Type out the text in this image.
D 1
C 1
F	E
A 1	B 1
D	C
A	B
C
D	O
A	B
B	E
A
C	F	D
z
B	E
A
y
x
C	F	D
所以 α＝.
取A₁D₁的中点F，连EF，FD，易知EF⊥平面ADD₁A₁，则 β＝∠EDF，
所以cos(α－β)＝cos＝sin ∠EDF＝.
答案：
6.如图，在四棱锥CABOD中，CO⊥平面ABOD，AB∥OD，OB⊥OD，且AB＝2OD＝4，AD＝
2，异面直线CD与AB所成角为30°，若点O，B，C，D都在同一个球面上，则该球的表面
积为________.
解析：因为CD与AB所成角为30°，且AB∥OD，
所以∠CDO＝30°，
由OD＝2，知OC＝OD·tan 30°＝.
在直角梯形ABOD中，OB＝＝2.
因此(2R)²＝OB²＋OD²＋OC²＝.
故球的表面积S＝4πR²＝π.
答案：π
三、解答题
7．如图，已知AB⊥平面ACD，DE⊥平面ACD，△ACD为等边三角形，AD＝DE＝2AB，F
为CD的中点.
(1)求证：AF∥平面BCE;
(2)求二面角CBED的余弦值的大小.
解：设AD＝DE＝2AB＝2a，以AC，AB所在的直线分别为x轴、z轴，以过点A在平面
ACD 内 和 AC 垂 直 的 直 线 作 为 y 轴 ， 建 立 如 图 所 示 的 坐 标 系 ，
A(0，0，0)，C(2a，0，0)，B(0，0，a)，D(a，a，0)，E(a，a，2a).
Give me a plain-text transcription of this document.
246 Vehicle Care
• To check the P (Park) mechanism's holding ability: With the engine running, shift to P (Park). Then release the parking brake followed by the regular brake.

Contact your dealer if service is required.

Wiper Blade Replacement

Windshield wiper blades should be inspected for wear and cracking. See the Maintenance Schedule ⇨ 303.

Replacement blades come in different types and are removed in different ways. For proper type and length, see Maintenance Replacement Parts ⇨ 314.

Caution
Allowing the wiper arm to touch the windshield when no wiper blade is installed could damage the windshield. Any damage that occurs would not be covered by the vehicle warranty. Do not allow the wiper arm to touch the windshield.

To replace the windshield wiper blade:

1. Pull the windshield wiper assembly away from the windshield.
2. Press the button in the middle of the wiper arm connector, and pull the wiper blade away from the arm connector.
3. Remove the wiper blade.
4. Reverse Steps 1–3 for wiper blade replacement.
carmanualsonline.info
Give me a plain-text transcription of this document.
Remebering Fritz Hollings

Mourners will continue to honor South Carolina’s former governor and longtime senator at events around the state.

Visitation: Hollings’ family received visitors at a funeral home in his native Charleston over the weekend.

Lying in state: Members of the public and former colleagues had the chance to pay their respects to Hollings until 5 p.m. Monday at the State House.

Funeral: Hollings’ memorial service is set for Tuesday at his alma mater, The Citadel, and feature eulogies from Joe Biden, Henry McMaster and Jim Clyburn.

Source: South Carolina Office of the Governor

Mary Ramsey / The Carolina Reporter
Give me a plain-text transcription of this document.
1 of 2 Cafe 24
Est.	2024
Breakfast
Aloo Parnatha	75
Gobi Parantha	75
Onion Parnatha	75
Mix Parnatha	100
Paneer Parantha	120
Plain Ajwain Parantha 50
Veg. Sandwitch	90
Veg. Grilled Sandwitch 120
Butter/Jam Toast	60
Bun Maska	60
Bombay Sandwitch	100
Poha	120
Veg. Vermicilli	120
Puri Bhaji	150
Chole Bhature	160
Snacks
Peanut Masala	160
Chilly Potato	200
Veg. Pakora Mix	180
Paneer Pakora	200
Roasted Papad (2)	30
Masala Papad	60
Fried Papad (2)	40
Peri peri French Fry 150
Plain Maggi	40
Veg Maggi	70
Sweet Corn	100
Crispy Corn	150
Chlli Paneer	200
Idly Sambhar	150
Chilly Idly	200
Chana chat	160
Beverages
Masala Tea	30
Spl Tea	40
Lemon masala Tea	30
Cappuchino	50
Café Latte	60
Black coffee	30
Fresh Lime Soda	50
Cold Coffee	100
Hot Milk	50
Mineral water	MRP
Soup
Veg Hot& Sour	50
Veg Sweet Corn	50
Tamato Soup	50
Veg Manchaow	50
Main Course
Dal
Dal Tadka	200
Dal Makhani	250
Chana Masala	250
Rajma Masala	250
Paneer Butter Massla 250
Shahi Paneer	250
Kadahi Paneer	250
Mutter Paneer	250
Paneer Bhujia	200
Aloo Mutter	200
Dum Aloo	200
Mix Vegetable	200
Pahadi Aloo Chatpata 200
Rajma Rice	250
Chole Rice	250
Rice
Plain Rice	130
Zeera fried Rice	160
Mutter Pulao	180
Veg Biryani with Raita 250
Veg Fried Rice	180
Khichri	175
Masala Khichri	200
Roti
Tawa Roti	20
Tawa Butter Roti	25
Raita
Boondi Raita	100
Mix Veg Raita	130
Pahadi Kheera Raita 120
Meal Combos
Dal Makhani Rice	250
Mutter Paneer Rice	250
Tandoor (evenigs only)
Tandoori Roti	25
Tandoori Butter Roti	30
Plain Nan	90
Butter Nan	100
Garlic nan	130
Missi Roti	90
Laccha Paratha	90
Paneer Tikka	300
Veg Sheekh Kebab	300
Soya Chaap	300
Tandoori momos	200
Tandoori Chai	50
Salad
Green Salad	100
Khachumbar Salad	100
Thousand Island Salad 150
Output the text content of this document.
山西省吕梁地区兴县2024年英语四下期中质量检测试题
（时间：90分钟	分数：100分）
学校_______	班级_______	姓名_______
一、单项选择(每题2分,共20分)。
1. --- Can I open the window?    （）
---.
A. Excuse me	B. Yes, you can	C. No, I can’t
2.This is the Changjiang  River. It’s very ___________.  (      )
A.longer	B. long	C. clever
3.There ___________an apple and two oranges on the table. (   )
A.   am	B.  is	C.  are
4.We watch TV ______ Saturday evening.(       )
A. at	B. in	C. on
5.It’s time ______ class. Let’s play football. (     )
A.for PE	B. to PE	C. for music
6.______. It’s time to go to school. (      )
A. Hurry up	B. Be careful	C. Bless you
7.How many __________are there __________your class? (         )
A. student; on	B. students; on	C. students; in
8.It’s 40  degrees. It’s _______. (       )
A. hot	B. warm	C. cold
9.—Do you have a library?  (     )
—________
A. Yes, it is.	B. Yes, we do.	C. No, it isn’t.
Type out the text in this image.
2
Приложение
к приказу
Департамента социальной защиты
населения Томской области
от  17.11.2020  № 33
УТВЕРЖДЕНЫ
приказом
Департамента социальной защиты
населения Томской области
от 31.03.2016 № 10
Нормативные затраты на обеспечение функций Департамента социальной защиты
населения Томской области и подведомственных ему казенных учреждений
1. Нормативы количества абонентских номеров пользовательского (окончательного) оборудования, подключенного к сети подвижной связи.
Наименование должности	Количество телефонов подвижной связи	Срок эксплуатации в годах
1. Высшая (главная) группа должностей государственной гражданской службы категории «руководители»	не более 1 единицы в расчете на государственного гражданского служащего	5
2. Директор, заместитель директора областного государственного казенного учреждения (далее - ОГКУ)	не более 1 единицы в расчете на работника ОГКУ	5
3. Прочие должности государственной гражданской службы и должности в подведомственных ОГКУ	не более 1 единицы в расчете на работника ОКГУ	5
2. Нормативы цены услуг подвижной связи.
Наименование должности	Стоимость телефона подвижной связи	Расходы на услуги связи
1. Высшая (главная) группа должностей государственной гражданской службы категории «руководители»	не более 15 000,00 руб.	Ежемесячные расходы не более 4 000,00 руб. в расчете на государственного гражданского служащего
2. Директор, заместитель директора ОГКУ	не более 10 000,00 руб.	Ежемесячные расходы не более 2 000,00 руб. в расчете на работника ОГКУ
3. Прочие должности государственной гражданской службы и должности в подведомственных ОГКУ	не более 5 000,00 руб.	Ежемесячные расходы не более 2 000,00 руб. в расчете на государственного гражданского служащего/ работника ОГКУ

WHAT TO WORK ON: From the listing above, copy out each line where the word "Aloo" appears.

RESPONSE TO THE TASK:
Aloo Parnatha	75
Aloo Mutter	200
Dum Aloo	200
Pahadi Aloo Chatpata 200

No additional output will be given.